▸ Instructions for the task: Go through the data below and gather each line containing "卷百八十".

[Collected data entries]
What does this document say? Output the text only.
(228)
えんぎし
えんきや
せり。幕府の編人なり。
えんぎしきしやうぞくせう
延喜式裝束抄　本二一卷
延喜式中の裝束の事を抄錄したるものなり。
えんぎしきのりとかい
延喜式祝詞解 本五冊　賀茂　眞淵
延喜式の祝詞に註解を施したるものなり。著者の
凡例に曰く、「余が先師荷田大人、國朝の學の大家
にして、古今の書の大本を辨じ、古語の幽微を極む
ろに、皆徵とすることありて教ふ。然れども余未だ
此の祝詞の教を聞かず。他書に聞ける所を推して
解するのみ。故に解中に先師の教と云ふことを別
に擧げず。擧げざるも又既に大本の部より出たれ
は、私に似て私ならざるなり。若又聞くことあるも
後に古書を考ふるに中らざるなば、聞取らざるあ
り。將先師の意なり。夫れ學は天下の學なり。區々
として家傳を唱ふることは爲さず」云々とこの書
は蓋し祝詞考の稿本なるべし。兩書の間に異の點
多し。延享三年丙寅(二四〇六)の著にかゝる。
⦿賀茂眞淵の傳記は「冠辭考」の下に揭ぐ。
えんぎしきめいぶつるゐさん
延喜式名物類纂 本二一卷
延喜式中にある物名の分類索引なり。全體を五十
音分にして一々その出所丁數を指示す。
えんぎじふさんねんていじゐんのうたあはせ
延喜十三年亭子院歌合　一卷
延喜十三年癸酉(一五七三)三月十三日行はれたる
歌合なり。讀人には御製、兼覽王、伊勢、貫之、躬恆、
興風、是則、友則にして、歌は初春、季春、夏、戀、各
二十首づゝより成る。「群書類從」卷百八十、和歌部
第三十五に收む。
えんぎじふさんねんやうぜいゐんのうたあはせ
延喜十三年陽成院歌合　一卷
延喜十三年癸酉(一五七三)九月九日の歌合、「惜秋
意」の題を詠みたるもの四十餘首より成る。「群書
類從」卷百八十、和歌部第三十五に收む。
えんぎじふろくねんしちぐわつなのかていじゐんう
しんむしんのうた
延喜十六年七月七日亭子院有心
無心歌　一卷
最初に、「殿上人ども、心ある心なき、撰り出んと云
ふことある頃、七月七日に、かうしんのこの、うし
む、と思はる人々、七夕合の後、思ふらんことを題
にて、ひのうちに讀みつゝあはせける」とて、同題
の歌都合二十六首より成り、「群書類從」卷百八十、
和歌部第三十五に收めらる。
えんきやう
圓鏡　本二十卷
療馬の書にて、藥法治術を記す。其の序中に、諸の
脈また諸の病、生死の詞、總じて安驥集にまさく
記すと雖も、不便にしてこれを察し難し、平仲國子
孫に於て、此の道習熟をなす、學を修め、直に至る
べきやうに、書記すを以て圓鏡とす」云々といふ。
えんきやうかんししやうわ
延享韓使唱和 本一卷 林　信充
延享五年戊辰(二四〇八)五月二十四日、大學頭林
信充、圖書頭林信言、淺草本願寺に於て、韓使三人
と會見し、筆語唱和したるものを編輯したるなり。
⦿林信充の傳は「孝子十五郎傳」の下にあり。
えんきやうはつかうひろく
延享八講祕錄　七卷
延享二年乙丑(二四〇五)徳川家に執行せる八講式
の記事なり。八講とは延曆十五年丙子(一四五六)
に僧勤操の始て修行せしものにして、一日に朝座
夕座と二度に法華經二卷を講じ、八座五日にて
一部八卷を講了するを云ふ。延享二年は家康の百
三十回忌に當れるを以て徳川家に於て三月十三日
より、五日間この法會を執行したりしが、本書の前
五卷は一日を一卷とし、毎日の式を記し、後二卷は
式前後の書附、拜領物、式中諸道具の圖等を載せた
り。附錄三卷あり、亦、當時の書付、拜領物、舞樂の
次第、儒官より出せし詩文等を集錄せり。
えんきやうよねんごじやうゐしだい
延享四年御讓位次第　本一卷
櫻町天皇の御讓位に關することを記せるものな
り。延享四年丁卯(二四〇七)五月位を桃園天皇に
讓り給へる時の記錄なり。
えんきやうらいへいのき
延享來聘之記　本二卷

▸ The completed task:
二十首づゝより成る。「群書類從」卷百八十、和歌部
類從」卷百八十、和歌部第三十五に收む。
の歌都合二十六首より成り、「群書類從」卷百八十、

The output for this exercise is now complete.